▶ **Kutipan Dokumen**:
◆ ◆ ◆ ◆ ◆
Indovoices.com –Ketua Mahkamah Agung 2001-2008, Bagir Manan, mengatakan pembentukan Undang-Undang Nomor 19 Tahun 2019 tentang Komisi Pemberantasan Korupsi (KPK) tidak dengan dasar demokrasi. Meski UU KPK baru telah dibentuk pemerintah melalui demokrasi perwakilan, bukan berarti demokrasi dijalankan dengan semestinya.
“Demokrasi tidak hanya berada di tangan badan perwakilan demokrasi (DPR), melainkan dibutuhkan partisipasi publik untuk lebih menjamin perwujudan politic general,” kata Bagir sebagai penggugat ahli dalam sidang uji formil UU KPK di Mahkamah Konstitusi, Jakarta Pusat.
Dalam demokrasi perwakilan tetap diperlukan referendum, insiatif rakyat, petisi, termasuk pernyataan pendapat lewat demonstrasi, opini publik, atau hak berekspresi. Dia menyebut masyarakat cukup jelas meminta penghentian pembahasan RUU baru KPK saat dibahas.
◆ ◆ ◆ ◆ ◆
▶ **Baris yang Disediakan**:
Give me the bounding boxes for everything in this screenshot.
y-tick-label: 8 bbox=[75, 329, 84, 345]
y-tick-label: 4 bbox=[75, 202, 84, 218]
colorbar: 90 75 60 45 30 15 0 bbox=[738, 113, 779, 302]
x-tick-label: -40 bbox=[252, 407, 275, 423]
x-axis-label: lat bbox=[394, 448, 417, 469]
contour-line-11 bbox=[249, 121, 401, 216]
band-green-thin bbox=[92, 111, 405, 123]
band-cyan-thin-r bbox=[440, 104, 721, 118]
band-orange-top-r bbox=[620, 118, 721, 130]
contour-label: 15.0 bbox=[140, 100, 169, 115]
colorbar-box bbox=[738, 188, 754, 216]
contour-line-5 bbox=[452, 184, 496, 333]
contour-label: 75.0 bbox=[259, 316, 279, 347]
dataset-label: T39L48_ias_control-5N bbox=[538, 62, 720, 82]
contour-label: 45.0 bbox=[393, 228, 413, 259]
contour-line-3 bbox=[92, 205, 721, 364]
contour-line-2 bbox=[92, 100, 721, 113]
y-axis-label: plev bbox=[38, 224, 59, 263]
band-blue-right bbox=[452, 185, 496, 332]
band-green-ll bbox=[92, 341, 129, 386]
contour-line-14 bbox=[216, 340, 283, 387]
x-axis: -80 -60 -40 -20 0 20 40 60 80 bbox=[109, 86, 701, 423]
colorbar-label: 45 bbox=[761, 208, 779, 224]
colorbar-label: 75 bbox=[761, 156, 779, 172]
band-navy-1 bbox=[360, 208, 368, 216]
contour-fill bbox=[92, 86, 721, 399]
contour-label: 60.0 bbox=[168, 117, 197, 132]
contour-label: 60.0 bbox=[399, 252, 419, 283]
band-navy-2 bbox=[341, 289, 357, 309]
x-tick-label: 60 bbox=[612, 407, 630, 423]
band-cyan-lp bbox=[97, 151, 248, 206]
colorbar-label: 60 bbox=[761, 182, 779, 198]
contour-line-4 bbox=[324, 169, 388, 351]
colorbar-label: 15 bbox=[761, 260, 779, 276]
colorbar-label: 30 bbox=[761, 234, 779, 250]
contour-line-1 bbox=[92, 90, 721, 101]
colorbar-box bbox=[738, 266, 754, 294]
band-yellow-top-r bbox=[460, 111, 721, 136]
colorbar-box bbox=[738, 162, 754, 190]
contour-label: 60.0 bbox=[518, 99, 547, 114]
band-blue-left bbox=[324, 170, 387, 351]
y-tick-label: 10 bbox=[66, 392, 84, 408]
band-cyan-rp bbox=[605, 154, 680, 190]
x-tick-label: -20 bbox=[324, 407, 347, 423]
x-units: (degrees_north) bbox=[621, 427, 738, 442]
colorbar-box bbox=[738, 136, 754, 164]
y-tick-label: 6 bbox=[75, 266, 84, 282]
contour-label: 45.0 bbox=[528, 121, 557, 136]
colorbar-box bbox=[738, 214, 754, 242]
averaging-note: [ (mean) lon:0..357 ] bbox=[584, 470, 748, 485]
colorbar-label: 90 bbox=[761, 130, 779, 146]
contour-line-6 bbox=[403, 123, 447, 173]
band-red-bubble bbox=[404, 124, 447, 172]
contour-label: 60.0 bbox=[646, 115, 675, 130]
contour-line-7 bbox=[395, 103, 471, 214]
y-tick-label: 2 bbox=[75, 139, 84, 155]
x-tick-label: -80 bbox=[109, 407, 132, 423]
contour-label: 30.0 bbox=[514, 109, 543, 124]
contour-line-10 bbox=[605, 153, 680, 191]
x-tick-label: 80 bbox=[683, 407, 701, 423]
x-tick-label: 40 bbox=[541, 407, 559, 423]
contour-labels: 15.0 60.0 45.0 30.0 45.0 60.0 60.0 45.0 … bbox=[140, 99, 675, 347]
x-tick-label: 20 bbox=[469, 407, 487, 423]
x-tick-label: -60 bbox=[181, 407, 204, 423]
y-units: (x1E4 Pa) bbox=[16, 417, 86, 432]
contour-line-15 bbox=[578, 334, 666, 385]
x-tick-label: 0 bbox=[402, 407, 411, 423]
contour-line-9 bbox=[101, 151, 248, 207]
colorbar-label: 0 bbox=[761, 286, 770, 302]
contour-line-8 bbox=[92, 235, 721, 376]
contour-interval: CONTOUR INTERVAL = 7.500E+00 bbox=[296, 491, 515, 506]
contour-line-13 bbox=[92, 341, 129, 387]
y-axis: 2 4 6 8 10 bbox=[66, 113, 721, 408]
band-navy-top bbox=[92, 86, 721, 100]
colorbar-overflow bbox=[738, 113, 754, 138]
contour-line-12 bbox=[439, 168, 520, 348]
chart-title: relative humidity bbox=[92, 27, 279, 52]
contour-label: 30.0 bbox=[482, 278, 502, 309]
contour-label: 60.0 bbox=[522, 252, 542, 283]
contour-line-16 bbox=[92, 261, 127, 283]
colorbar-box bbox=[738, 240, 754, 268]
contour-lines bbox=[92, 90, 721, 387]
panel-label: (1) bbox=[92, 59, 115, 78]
◆ ◆ ◆ ◆ ◆
▶ **Tujuan Latihan**: Teruskan teks berita tentang keterangan Bagir Manan dalam sidang uji formil UU KPK, mulai setelah kalimat terakhirnya.

▶ **Hasil Berikut**:
“Banyak pernyataan publik baik dari dalam kampus, di luar kampus, tulisan di media massa dan kumpulan ahli yang meminta undang-undang KPK lama tetap dipertahankan dan menghentikan pembahasan rancangan undang-undang KPK baru,” terang dia.
Baca: Penggugat Nilai Pengesahan UU Baru KPK Cacat Hukum
Dia menyebut pemerintah kurang merespons, mempertimbangkan, dan memperhatikan pernyataan publik. Partisipasi publik tidak dapat diabaikan sebagai jaminan terwujudnya kehendak rakyat dan keadilan bagi rakyat.
Selain itu, Bagir menilai DPR tergesa-gesa mengesahkan UU baru KPK. Tata cara pembentukan perundang-undangan yang baik sewajarnya mencakup kehati-hatian dengan melihat kenyataan dan pendapat di masyarakat.
“UU KPK baru yang diselesaikan dalam waktu 12 hari ada kata ketergesa-gesaan. Pembahasan yang begitu singkat selain mengesankan ketergesa-gesaan juga kurang keterbukaan dan transparansi untuk membatasi partisipasi publik,” ujar Guru Besar Fakultas Hukum Universitas Padjajaran itu.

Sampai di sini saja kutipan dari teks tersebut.